## Chart and figure data:
* * * * * * *
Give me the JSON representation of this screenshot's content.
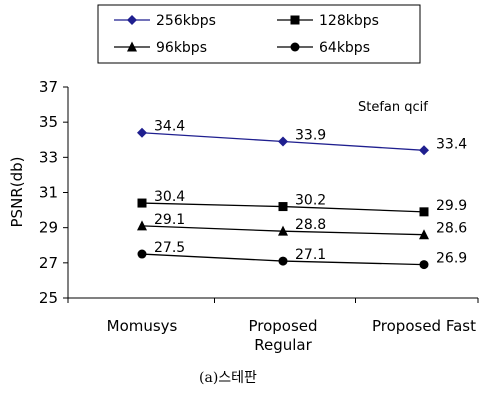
{
  "chart_data": {
    "type": "line",
    "categories": [
      "Momusys",
      "Proposed Regular",
      "Proposed Fast"
    ],
    "category_lines": [
      [
        "Momusys"
      ],
      [
        "Proposed",
        "Regular"
      ],
      [
        "Proposed Fast"
      ]
    ],
    "series": [
      {
        "name": "256kbps",
        "values": [
          34.4,
          33.9,
          33.4
        ],
        "labels": [
          "34.4",
          "33.9",
          "33.4"
        ],
        "marker": "diamond",
        "color": "#1f1f8f"
      },
      {
        "name": "128kbps",
        "values": [
          30.4,
          30.2,
          29.9
        ],
        "labels": [
          "30.4",
          "30.2",
          "29.9"
        ],
        "marker": "square",
        "color": "#000000"
      },
      {
        "name": "96kbps",
        "values": [
          29.1,
          28.8,
          28.6
        ],
        "labels": [
          "29.1",
          "28.8",
          "28.6"
        ],
        "marker": "triangle",
        "color": "#000000"
      },
      {
        "name": "64kbps",
        "values": [
          27.5,
          27.1,
          26.9
        ],
        "labels": [
          "27.5",
          "27.1",
          "26.9"
        ],
        "marker": "circle",
        "color": "#000000"
      }
    ],
    "ylabel": "PSNR(db)",
    "xlabel": "",
    "ylim": [
      25,
      37
    ],
    "yticks": [
      25,
      27,
      29,
      31,
      33,
      35,
      37
    ],
    "annotation": "Stefan qcif",
    "caption": "(a)스테판",
    "grid": false,
    "legend_position": "top"
  }
}
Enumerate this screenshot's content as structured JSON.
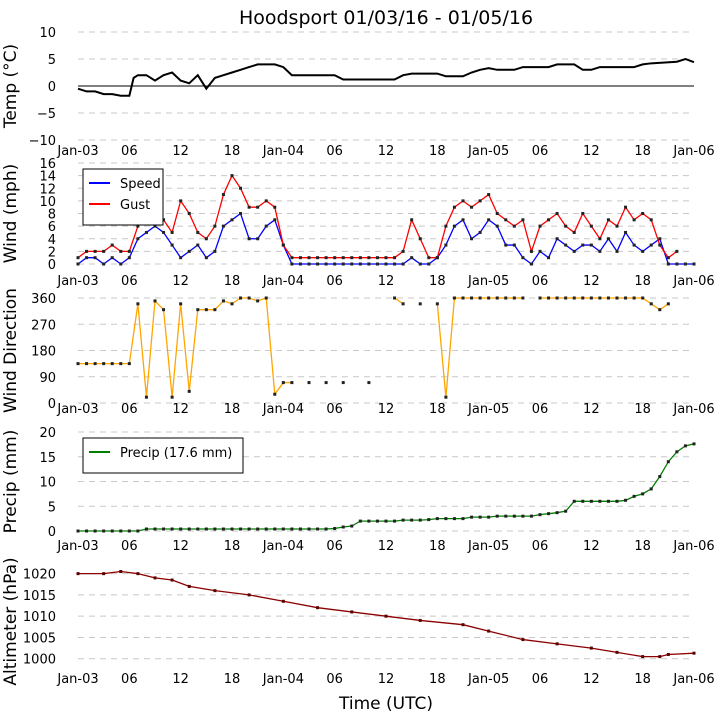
{
  "title": "Hoodsport 01/03/16 - 01/05/16",
  "xlabel": "Time (UTC)",
  "x_tick_labels": [
    "Jan-03",
    "06",
    "12",
    "18",
    "Jan-04",
    "06",
    "12",
    "18",
    "Jan-05",
    "06",
    "12",
    "18",
    "Jan-06"
  ],
  "chart_data": [
    {
      "type": "line",
      "name": "temp",
      "ylabel": "Temp (°C)",
      "ylim": [
        -10,
        10
      ],
      "yticks": [
        -10,
        -5,
        0,
        5,
        10
      ],
      "xlim_hours": [
        0,
        72
      ],
      "zero_line": true,
      "series": [
        {
          "name": "Temp",
          "color": "#000000",
          "x": [
            0,
            1,
            2,
            3,
            4,
            5,
            6,
            6.5,
            7,
            8,
            9,
            10,
            11,
            12,
            13,
            14,
            15,
            16,
            17,
            18,
            19,
            20,
            21,
            22,
            23,
            24,
            25,
            26,
            30,
            31,
            37,
            38,
            39,
            42,
            43,
            45,
            46,
            47,
            48,
            49,
            51,
            52,
            55,
            56,
            58,
            59,
            60,
            61,
            65,
            66,
            67,
            70,
            71,
            72
          ],
          "values": [
            -0.5,
            -1,
            -1,
            -1.5,
            -1.5,
            -1.8,
            -1.8,
            1.5,
            2,
            2,
            1,
            2,
            2.5,
            1,
            0.5,
            2,
            -0.5,
            1.5,
            2,
            2.5,
            3,
            3.5,
            4,
            4,
            4,
            3.5,
            2,
            2,
            2,
            1.2,
            1.2,
            2,
            2.3,
            2.3,
            1.8,
            1.8,
            2.5,
            3,
            3.3,
            3,
            3,
            3.5,
            3.5,
            4,
            4,
            3,
            3,
            3.5,
            3.5,
            4,
            4.2,
            4.5,
            5,
            4.4
          ]
        }
      ]
    },
    {
      "type": "line",
      "name": "wind",
      "ylabel": "Wind (mph)",
      "ylim": [
        0,
        16
      ],
      "yticks": [
        0,
        2,
        4,
        6,
        8,
        10,
        12,
        14,
        16
      ],
      "legend": "top-left",
      "series": [
        {
          "name": "Speed",
          "color": "#0000ff",
          "values": [
            0,
            1,
            1,
            0,
            1,
            0,
            1,
            4,
            5,
            6,
            5,
            3,
            1,
            2,
            3,
            1,
            2,
            6,
            7,
            8,
            4,
            4,
            6,
            7,
            3,
            0,
            0,
            0,
            0,
            0,
            0,
            0,
            0,
            0,
            0,
            0,
            0,
            0,
            0,
            1,
            0,
            0,
            1,
            3,
            6,
            7,
            4,
            5,
            7,
            6,
            3,
            3,
            1,
            0,
            2,
            1,
            4,
            3,
            2,
            3,
            3,
            2,
            4,
            2,
            5,
            3,
            2,
            3,
            4,
            0,
            0,
            0,
            0
          ]
        },
        {
          "name": "Gust",
          "color": "#ff0000",
          "values": [
            1,
            2,
            2,
            2,
            3,
            2,
            2,
            6,
            8,
            9,
            7,
            5,
            10,
            8,
            5,
            4,
            6,
            11,
            14,
            12,
            9,
            9,
            10,
            9,
            3,
            1,
            1,
            1,
            1,
            1,
            1,
            1,
            1,
            1,
            1,
            1,
            1,
            1,
            2,
            7,
            4,
            1,
            1,
            6,
            9,
            10,
            9,
            10,
            11,
            8,
            7,
            6,
            7,
            2,
            6,
            7,
            8,
            6,
            5,
            8,
            6,
            4,
            7,
            6,
            9,
            7,
            8,
            7,
            3,
            1,
            2,
            null,
            null
          ]
        }
      ]
    },
    {
      "type": "line",
      "name": "wind_direction",
      "ylabel": "Wind Direction",
      "ylim": [
        0,
        360
      ],
      "yticks": [
        0,
        90,
        180,
        270,
        360
      ],
      "series": [
        {
          "name": "Direction",
          "color": "#ffa500",
          "values": [
            135,
            135,
            135,
            135,
            135,
            135,
            135,
            340,
            20,
            350,
            320,
            20,
            340,
            40,
            320,
            320,
            320,
            350,
            340,
            360,
            360,
            350,
            360,
            30,
            70,
            70,
            null,
            70,
            null,
            70,
            null,
            70,
            null,
            null,
            70,
            null,
            null,
            360,
            340,
            null,
            340,
            null,
            340,
            20,
            360,
            360,
            360,
            360,
            360,
            360,
            360,
            360,
            360,
            null,
            360,
            360,
            360,
            360,
            360,
            360,
            360,
            360,
            360,
            360,
            360,
            360,
            360,
            340,
            320,
            340,
            null,
            null,
            null
          ]
        }
      ]
    },
    {
      "type": "line",
      "name": "precip",
      "ylabel": "Precip (mm)",
      "ylim": [
        0,
        20
      ],
      "yticks": [
        0,
        5,
        10,
        15,
        20
      ],
      "legend": "top-left",
      "series": [
        {
          "name": "Precip (17.6 mm)",
          "color": "#008000",
          "values": [
            0,
            0,
            0,
            0,
            0,
            0,
            0,
            0,
            0.4,
            0.4,
            0.4,
            0.4,
            0.4,
            0.4,
            0.4,
            0.4,
            0.4,
            0.4,
            0.4,
            0.4,
            0.4,
            0.4,
            0.4,
            0.4,
            0.4,
            0.4,
            0.4,
            0.4,
            0.4,
            0.4,
            0.5,
            0.8,
            1.0,
            2,
            2,
            2,
            2,
            2,
            2.2,
            2.2,
            2.2,
            2.3,
            2.5,
            2.5,
            2.5,
            2.5,
            2.8,
            2.8,
            2.8,
            3,
            3,
            3,
            3,
            3,
            3.3,
            3.5,
            3.7,
            4,
            6,
            6,
            6,
            6,
            6,
            6,
            6.2,
            7,
            7.5,
            8.5,
            11,
            14,
            16,
            17.2,
            17.6
          ]
        }
      ]
    },
    {
      "type": "line",
      "name": "altimeter",
      "ylabel": "Altimeter (hPa)",
      "ylim": [
        995,
        1022.5
      ],
      "yticks": [
        1000,
        1005,
        1010,
        1015,
        1020
      ],
      "series": [
        {
          "name": "Altimeter",
          "color": "#8b0000",
          "x": [
            0,
            3,
            5,
            7,
            9,
            11,
            13,
            16,
            20,
            24,
            28,
            32,
            36,
            40,
            45,
            48,
            52,
            56,
            60,
            63,
            66,
            68,
            69,
            72
          ],
          "values": [
            1020,
            1020,
            1020.5,
            1020,
            1019,
            1018.5,
            1017,
            1016,
            1015,
            1013.5,
            1012,
            1011,
            1010,
            1009,
            1008,
            1006.5,
            1004.5,
            1003.5,
            1002.5,
            1001.5,
            1000.5,
            1000.5,
            1001,
            1001.3
          ]
        }
      ]
    }
  ]
}
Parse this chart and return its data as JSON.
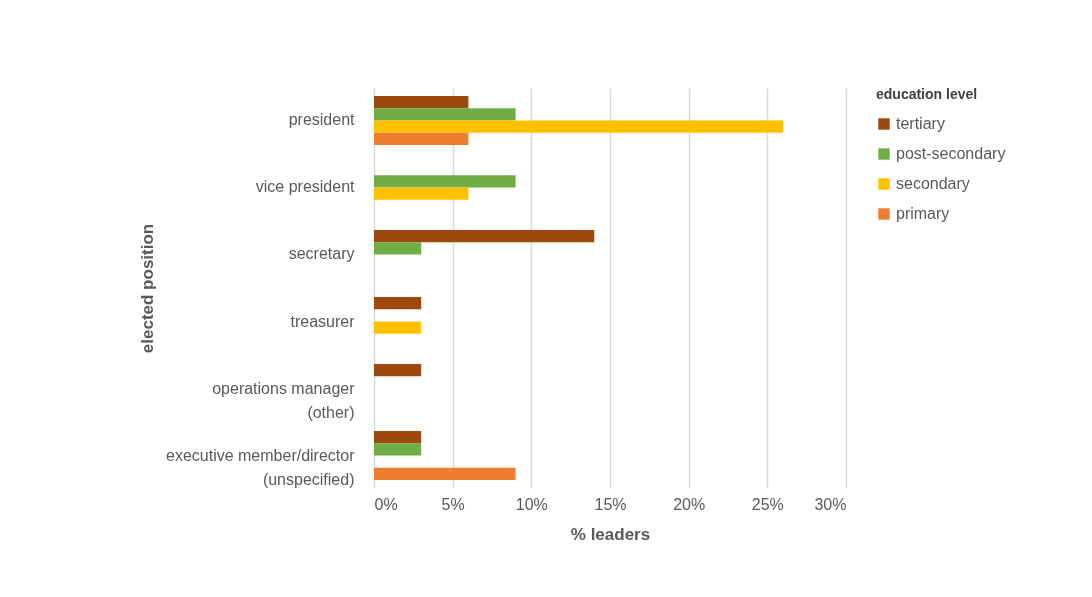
{
  "chart_data": {
    "type": "bar",
    "orientation": "horizontal",
    "xlabel": "% leaders",
    "ylabel": "elected position",
    "legend_title": "education level",
    "legend": "right",
    "grid": "x",
    "categories": [
      "president",
      "vice president",
      "secretary",
      "treasurer",
      "operations manager\n(other)",
      "executive member/director\n(unspecified)"
    ],
    "series": [
      {
        "name": "tertiary",
        "color": "#9e480e",
        "values": [
          6,
          null,
          14,
          3,
          3,
          3
        ]
      },
      {
        "name": "post-secondary",
        "color": "#70ad47",
        "values": [
          9,
          9,
          3,
          null,
          null,
          3
        ]
      },
      {
        "name": "secondary",
        "color": "#ffc000",
        "values": [
          26,
          6,
          null,
          3,
          null,
          null
        ]
      },
      {
        "name": "primary",
        "color": "#ed7d31",
        "values": [
          6,
          null,
          null,
          null,
          null,
          9
        ]
      }
    ],
    "xlim": [
      0,
      30
    ],
    "xticks": [
      {
        "value": 0,
        "label": "0%"
      },
      {
        "value": 5,
        "label": "5%"
      },
      {
        "value": 10,
        "label": "10%"
      },
      {
        "value": 15,
        "label": "15%"
      },
      {
        "value": 20,
        "label": "20%"
      },
      {
        "value": 25,
        "label": "25%"
      },
      {
        "value": 30,
        "label": "30%"
      }
    ]
  }
}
* * * * * * *
## WRITTEN TASK:
Show the lines of the material that contain the word "xlabel".

## TASK OUTPUT:
    "xlabel": "",
  "xlabel": "Time (UTC)",
    "xlabel": "% leaders",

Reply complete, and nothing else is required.